Your task – Carry none of the pictures over; write out the complete data exactly.

Source records –
+ + + + +
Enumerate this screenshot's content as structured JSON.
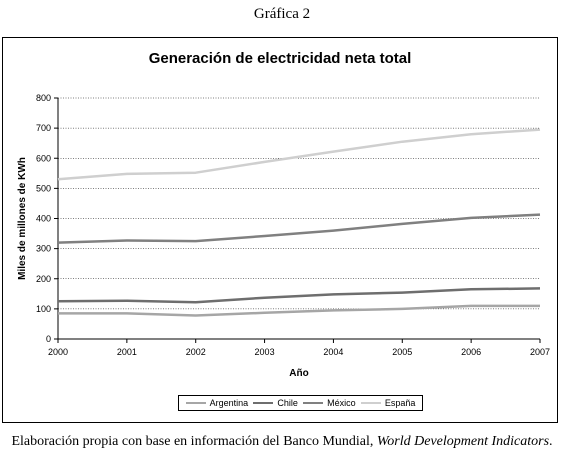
{
  "figure_label": "Gráfica 2",
  "caption": {
    "text": "Elaboración propia con base en información del Banco Mundial, ",
    "italic": "World Development Indicators",
    "end": "."
  },
  "chart_data": {
    "type": "line",
    "title": "Generación de electricidad neta total",
    "xlabel": "Año",
    "ylabel": "Miles de millones de KWh",
    "x": [
      "2000",
      "2001",
      "2002",
      "2003",
      "2004",
      "2005",
      "2006",
      "2007"
    ],
    "ylim": [
      0,
      800
    ],
    "yticks": [
      0,
      100,
      200,
      300,
      400,
      500,
      600,
      700,
      800
    ],
    "grid": true,
    "legend_position": "bottom",
    "series": [
      {
        "name": "Argentina",
        "color": "#a6a6a6",
        "values": [
          85,
          85,
          78,
          87,
          95,
          100,
          110,
          110
        ]
      },
      {
        "name": "Chile",
        "color": "#6e6e6e",
        "values": [
          125,
          127,
          122,
          137,
          148,
          154,
          165,
          168
        ]
      },
      {
        "name": "México",
        "color": "#808080",
        "values": [
          320,
          327,
          325,
          342,
          360,
          382,
          402,
          413
        ]
      },
      {
        "name": "España",
        "color": "#cfcfcf",
        "values": [
          530,
          548,
          552,
          588,
          622,
          655,
          680,
          695
        ]
      }
    ]
  }
}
+ + + + +
Task response –
Enumerate this screenshot's content as structured JSON.
{
  "figure_label": "Gráfica 2",
  "caption": {
    "text": "Elaboración propia con base en información del Banco Mundial, ",
    "italic": "World Development Indicators",
    "end": "."
  },
  "chart_data": {
    "type": "line",
    "title": "Generación de electricidad neta total",
    "xlabel": "Año",
    "ylabel": "Miles de millones de KWh",
    "x": [
      "2000",
      "2001",
      "2002",
      "2003",
      "2004",
      "2005",
      "2006",
      "2007"
    ],
    "ylim": [
      0,
      800
    ],
    "yticks": [
      0,
      100,
      200,
      300,
      400,
      500,
      600,
      700,
      800
    ],
    "grid": true,
    "legend_position": "bottom",
    "series": [
      {
        "name": "Argentina",
        "color": "#a6a6a6",
        "values": [
          85,
          85,
          78,
          87,
          95,
          100,
          110,
          110
        ]
      },
      {
        "name": "Chile",
        "color": "#6e6e6e",
        "values": [
          125,
          127,
          122,
          137,
          148,
          154,
          165,
          168
        ]
      },
      {
        "name": "México",
        "color": "#808080",
        "values": [
          320,
          327,
          325,
          342,
          360,
          382,
          402,
          413
        ]
      },
      {
        "name": "España",
        "color": "#cfcfcf",
        "values": [
          530,
          548,
          552,
          588,
          622,
          655,
          680,
          695
        ]
      }
    ]
  }
}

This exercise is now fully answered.